RECORDS SHOWN:
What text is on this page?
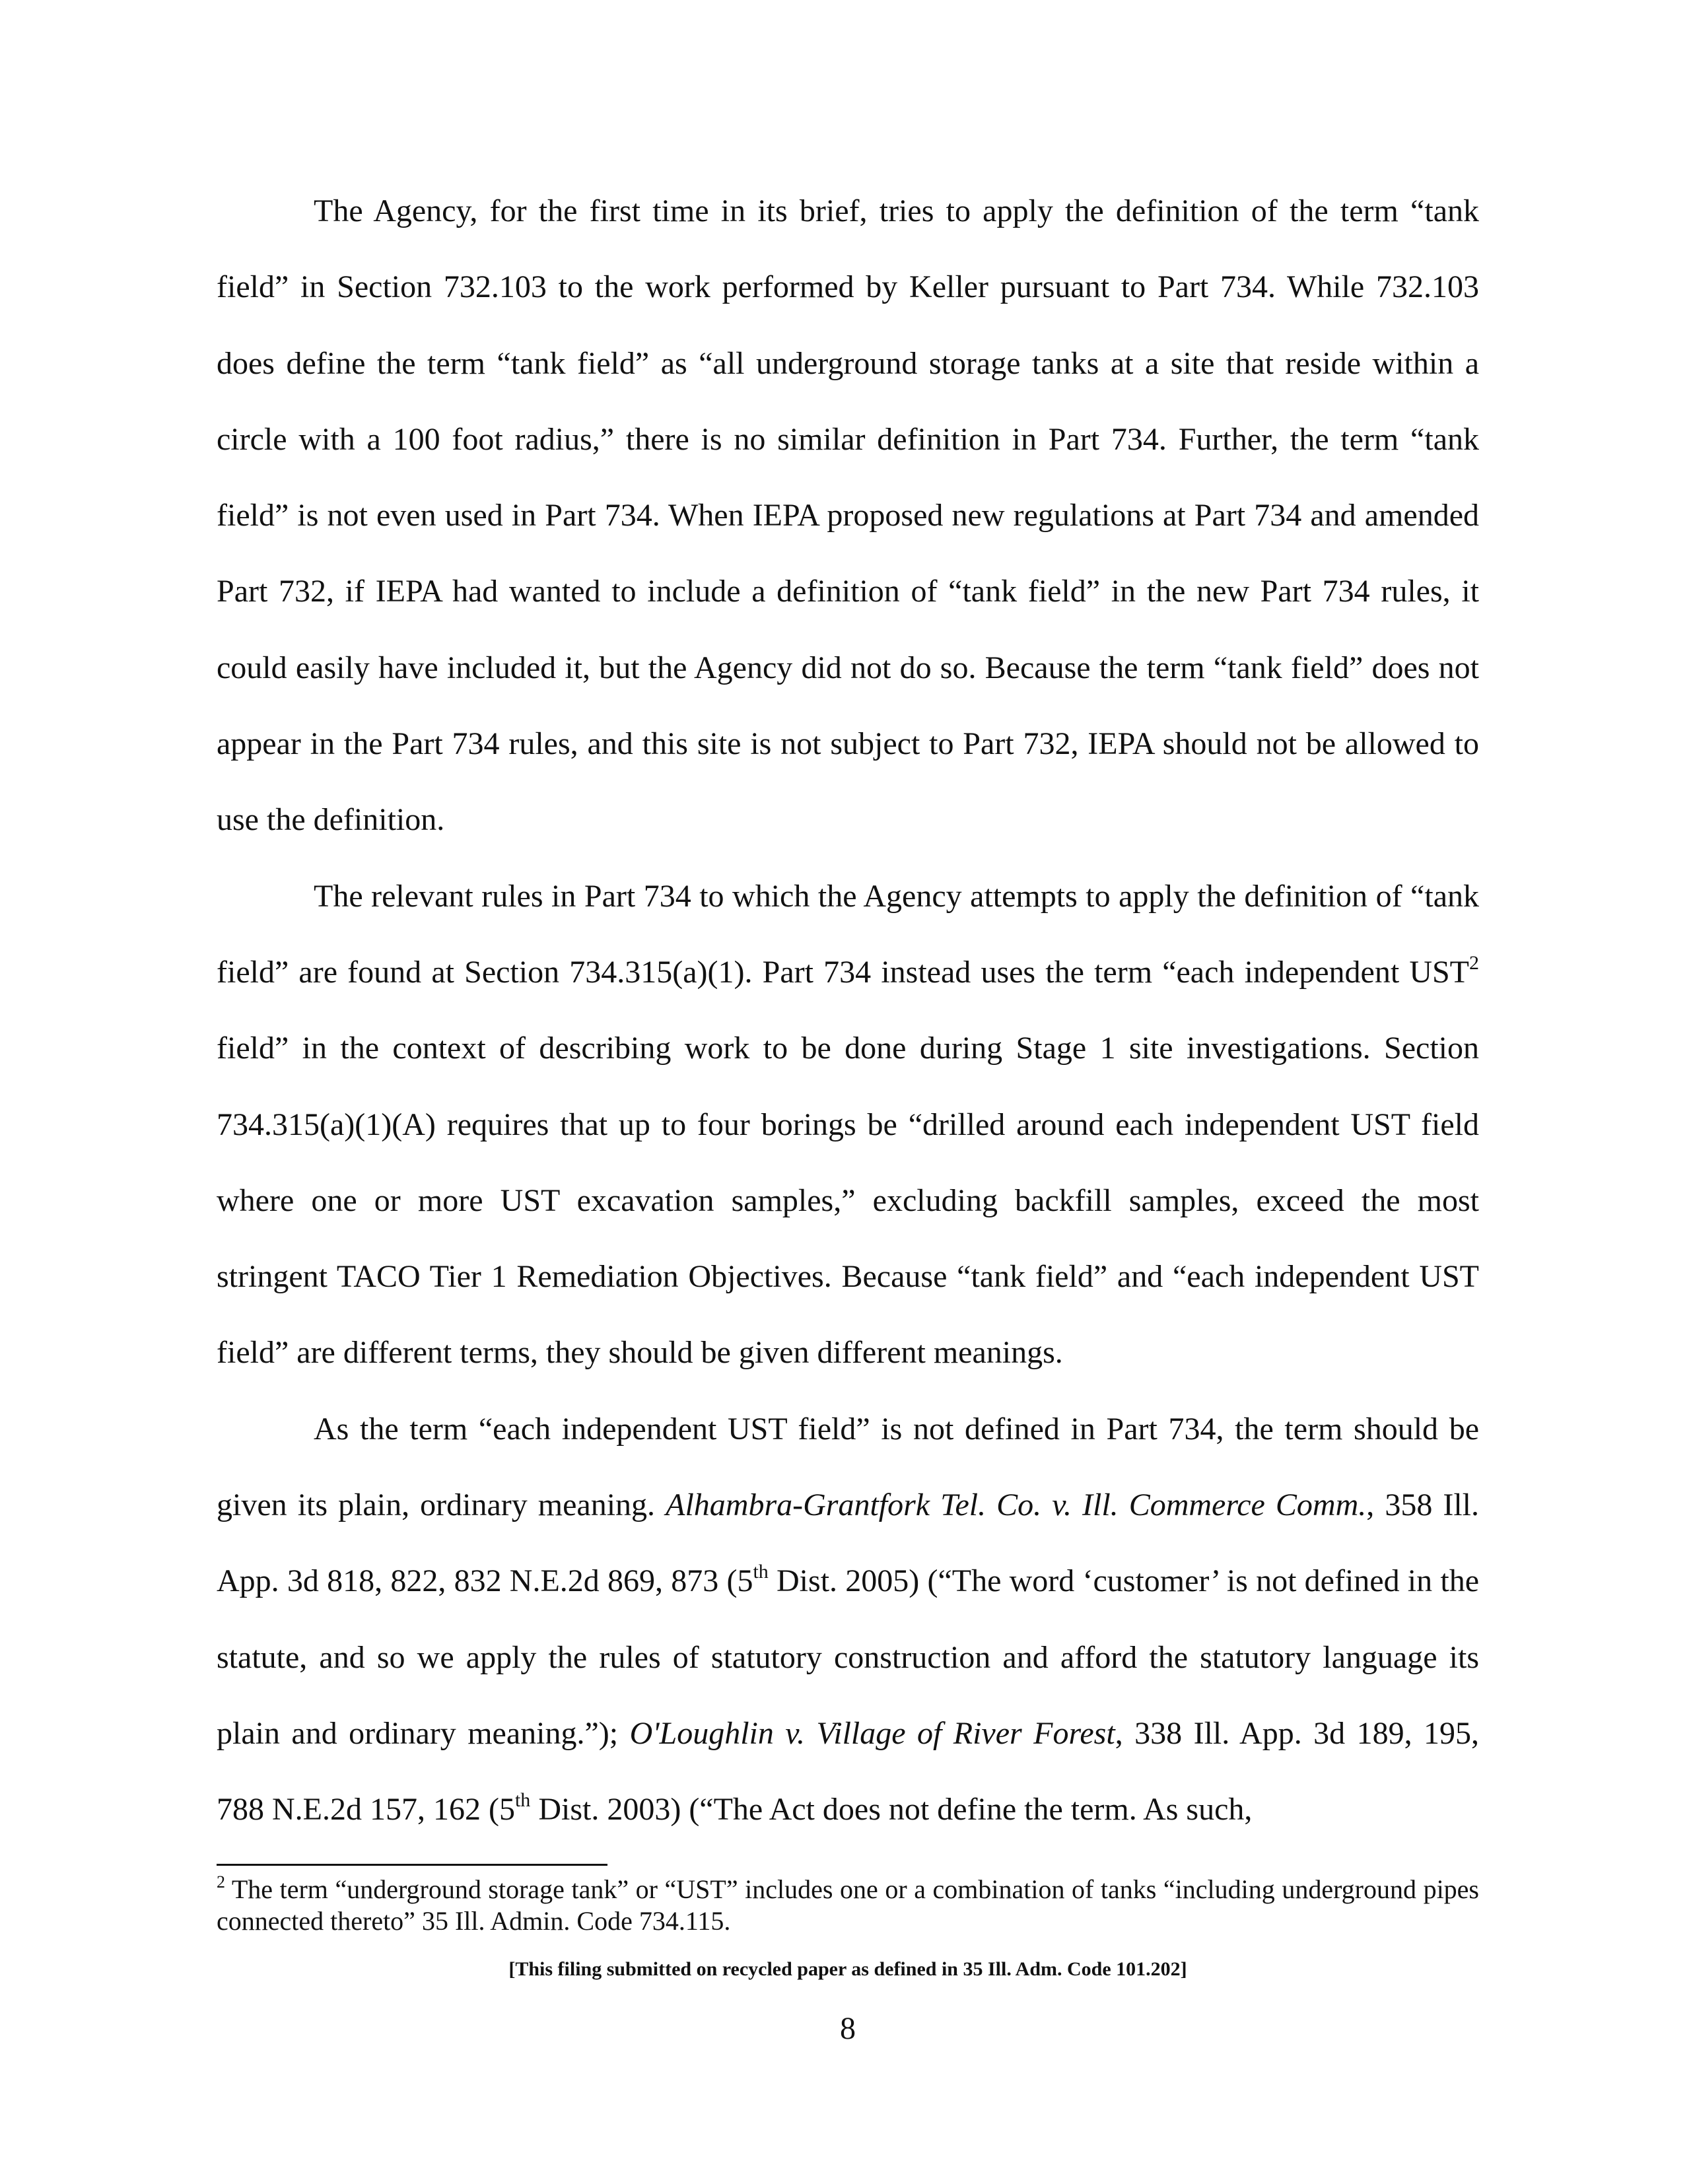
The Agency, for the first time in its brief, tries to apply the definition of the term “tank field” in Section 732.103 to the work performed by Keller pursuant to Part 734. While 732.103 does define the term “tank field” as “all underground storage tanks at a site that reside within a circle with a 100 foot radius,” there is no similar definition in Part 734. Further, the term “tank field” is not even used in Part 734. When IEPA proposed new regulations at Part 734 and amended Part 732, if IEPA had wanted to include a definition of “tank field” in the new Part 734 rules, it could easily have included it, but the Agency did not do so. Because the term “tank field” does not appear in the Part 734 rules, and this site is not subject to Part 732, IEPA should not be allowed to use the definition.

The relevant rules in Part 734 to which the Agency attempts to apply the definition of “tank field” are found at Section 734.315(a)(1). Part 734 instead uses the term “each independent UST$^2$ field” in the context of describing work to be done during Stage 1 site investigations. Section 734.315(a)(1)(A) requires that up to four borings be “drilled around each independent UST field where one or more UST excavation samples,” excluding backfill samples, exceed the most stringent TACO Tier 1 Remediation Objectives. Because “tank field” and “each independent UST field” are different terms, they should be given different meanings.

As the term “each independent UST field” is not defined in Part 734, the term should be given its plain, ordinary meaning. Alhambra-Grantfork Tel. Co. v. Ill. Commerce Comm., 358 Ill. App. 3d 818, 822, 832 N.E.2d 869, 873 (5th Dist. 2005) (“The word ‘customer’ is not defined in the statute, and so we apply the rules of statutory construction and afford the statutory language its plain and ordinary meaning.”); O'Loughlin v. Village of River Forest, 338 Ill. App. 3d 189, 195, 788 N.E.2d 157, 162 (5th Dist. 2003) (“The Act does not define the term. As such,

$^2$ The term “underground storage tank” or “UST” includes one or a combination of tanks “including underground pipes connected thereto” 35 Ill. Admin. Code 734.115.

[This filing submitted on recycled paper as defined in 35 Ill. Adm. Code 101.202]

8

WHAT YOU ARE ASKED TO DO:
Write the lines above out again exactly, without any of their pictures.

SOLUTION BELOW:
What text is on this page?
The Agency, for the first time in its brief, tries to apply the definition of the term “tank field” in Section 732.103 to the work performed by Keller pursuant to Part 734. While 732.103 does define the term “tank field” as “all underground storage tanks at a site that reside within a circle with a 100 foot radius,” there is no similar definition in Part 734. Further, the term “tank field” is not even used in Part 734. When IEPA proposed new regulations at Part 734 and amended Part 732, if IEPA had wanted to include a definition of “tank field” in the new Part 734 rules, it could easily have included it, but the Agency did not do so. Because the term “tank field” does not appear in the Part 734 rules, and this site is not subject to Part 732, IEPA should not be allowed to use the definition.

The relevant rules in Part 734 to which the Agency attempts to apply the definition of “tank field” are found at Section 734.315(a)(1). Part 734 instead uses the term “each independent UST$^2$ field” in the context of describing work to be done during Stage 1 site investigations. Section 734.315(a)(1)(A) requires that up to four borings be “drilled around each independent UST field where one or more UST excavation samples,” excluding backfill samples, exceed the most stringent TACO Tier 1 Remediation Objectives. Because “tank field” and “each independent UST field” are different terms, they should be given different meanings.

As the term “each independent UST field” is not defined in Part 734, the term should be given its plain, ordinary meaning. Alhambra-Grantfork Tel. Co. v. Ill. Commerce Comm., 358 Ill. App. 3d 818, 822, 832 N.E.2d 869, 873 (5th Dist. 2005) (“The word ‘customer’ is not defined in the statute, and so we apply the rules of statutory construction and afford the statutory language its plain and ordinary meaning.”); O'Loughlin v. Village of River Forest, 338 Ill. App. 3d 189, 195, 788 N.E.2d 157, 162 (5th Dist. 2003) (“The Act does not define the term. As such,

$^2$ The term “underground storage tank” or “UST” includes one or a combination of tanks “including underground pipes connected thereto” 35 Ill. Admin. Code 734.115.

[This filing submitted on recycled paper as defined in 35 Ill. Adm. Code 101.202]

8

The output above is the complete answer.